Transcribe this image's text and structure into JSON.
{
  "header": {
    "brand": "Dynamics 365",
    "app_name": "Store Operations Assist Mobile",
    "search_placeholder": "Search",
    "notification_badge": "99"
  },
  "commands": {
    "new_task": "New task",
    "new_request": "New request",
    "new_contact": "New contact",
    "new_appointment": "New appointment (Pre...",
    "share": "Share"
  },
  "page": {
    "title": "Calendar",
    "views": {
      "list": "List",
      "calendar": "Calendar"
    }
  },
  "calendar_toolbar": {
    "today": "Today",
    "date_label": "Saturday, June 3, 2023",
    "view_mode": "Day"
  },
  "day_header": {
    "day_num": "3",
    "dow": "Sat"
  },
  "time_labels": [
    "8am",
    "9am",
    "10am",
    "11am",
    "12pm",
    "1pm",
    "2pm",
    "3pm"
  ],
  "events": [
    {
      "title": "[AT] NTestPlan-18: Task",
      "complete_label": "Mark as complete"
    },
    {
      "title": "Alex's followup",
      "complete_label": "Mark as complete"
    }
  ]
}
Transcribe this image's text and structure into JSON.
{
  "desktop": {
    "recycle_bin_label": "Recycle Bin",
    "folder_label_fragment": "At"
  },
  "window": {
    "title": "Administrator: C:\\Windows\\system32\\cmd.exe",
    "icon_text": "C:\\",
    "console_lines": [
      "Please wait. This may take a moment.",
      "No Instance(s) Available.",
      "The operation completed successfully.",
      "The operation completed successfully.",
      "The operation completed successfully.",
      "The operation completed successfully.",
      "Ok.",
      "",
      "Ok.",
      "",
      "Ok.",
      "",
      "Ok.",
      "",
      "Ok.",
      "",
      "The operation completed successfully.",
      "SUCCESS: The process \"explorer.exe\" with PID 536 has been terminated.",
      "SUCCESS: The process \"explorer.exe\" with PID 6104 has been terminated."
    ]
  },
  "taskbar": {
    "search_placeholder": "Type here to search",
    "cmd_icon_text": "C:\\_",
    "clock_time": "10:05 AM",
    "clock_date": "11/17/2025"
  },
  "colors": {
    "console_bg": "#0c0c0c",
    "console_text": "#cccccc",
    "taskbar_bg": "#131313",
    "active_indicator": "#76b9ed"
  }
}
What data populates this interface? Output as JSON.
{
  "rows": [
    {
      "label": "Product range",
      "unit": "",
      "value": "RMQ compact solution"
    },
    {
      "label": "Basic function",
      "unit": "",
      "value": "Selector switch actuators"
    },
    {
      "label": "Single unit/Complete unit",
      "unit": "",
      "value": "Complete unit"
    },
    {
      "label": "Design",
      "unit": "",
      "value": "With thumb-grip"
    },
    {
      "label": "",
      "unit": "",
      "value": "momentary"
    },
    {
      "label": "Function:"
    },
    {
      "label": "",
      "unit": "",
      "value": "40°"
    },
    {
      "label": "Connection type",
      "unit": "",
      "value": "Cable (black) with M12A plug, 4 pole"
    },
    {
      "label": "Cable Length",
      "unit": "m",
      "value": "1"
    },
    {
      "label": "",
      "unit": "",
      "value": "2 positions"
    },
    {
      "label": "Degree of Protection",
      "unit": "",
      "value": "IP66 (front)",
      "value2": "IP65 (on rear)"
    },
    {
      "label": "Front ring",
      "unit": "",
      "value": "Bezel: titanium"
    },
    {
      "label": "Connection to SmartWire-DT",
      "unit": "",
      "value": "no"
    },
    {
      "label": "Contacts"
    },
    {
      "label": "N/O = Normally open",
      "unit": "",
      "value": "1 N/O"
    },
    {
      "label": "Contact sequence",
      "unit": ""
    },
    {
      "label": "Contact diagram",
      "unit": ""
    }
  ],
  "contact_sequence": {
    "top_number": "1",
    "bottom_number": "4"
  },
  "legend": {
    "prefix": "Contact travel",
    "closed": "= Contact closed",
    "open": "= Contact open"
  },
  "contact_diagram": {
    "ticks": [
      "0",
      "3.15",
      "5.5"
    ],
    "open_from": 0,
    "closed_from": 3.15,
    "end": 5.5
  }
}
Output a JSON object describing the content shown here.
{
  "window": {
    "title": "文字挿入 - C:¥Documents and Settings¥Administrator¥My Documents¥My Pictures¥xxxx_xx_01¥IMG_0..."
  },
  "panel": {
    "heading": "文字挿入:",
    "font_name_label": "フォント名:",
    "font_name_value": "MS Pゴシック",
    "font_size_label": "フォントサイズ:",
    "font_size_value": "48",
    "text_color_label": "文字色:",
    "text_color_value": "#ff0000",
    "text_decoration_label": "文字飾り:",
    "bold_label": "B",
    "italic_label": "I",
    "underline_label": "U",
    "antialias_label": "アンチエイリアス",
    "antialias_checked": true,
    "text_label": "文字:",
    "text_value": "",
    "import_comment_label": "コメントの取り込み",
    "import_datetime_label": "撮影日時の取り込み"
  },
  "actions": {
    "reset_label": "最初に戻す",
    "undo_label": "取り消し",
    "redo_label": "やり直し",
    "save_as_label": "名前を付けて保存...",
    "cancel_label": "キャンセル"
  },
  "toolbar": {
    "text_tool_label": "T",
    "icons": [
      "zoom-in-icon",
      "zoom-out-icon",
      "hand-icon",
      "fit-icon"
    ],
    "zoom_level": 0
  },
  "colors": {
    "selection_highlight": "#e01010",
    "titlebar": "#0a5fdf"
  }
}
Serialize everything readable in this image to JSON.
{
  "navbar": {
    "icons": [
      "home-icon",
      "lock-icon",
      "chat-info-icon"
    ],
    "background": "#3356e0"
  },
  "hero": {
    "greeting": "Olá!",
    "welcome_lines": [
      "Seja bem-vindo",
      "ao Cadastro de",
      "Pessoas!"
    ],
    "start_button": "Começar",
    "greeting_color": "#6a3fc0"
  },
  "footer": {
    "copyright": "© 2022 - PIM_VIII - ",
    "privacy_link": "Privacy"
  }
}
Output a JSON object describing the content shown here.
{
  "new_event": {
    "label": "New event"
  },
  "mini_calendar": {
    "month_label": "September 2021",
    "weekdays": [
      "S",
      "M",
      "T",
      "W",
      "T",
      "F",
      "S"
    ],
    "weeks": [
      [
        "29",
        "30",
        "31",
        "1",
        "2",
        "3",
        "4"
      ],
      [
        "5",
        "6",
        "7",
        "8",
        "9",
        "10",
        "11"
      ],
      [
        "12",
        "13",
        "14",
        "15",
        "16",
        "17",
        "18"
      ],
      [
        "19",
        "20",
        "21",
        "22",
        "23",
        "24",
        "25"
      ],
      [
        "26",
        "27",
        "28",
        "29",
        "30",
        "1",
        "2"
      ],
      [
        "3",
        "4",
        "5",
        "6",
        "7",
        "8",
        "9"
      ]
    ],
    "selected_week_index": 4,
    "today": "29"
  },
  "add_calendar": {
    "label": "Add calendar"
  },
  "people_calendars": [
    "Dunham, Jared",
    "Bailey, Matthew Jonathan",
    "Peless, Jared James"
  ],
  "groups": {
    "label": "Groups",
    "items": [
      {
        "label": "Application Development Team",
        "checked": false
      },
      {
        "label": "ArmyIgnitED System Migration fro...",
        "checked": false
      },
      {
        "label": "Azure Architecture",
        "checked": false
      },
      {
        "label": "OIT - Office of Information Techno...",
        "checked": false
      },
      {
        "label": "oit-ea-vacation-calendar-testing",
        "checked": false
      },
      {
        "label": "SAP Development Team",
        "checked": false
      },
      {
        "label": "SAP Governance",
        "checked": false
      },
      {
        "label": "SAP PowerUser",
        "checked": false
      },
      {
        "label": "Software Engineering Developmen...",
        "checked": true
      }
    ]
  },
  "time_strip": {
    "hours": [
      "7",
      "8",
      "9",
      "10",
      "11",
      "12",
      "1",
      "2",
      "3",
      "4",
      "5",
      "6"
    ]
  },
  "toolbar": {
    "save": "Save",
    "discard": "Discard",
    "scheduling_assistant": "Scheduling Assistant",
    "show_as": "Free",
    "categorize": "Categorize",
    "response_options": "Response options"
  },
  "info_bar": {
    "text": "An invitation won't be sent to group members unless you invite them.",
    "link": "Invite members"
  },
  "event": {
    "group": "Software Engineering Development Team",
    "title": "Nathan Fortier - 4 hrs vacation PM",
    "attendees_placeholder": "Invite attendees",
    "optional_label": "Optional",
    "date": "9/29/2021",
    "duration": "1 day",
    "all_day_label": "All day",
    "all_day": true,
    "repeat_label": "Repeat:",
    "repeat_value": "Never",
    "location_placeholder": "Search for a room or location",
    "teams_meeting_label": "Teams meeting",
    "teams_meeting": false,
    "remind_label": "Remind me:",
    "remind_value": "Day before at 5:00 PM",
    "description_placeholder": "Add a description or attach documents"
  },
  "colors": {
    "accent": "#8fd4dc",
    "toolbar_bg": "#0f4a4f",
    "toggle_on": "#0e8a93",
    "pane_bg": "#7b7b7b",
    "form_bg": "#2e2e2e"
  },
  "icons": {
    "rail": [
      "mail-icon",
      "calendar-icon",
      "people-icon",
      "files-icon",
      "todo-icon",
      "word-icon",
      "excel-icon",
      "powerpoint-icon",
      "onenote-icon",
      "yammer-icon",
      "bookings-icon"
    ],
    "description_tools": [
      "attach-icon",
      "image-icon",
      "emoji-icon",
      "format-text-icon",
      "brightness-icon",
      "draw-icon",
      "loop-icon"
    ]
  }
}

# WHAT YOU HAVE TO DO:
Return from the data every line that holds "process".

# EXERCISE RESPONSE:
      "SUCCESS: The process \"explorer.exe\" with PID 536 has been terminated.",
      "SUCCESS: The process \"explorer.exe\" with PID 6104 has been terminated."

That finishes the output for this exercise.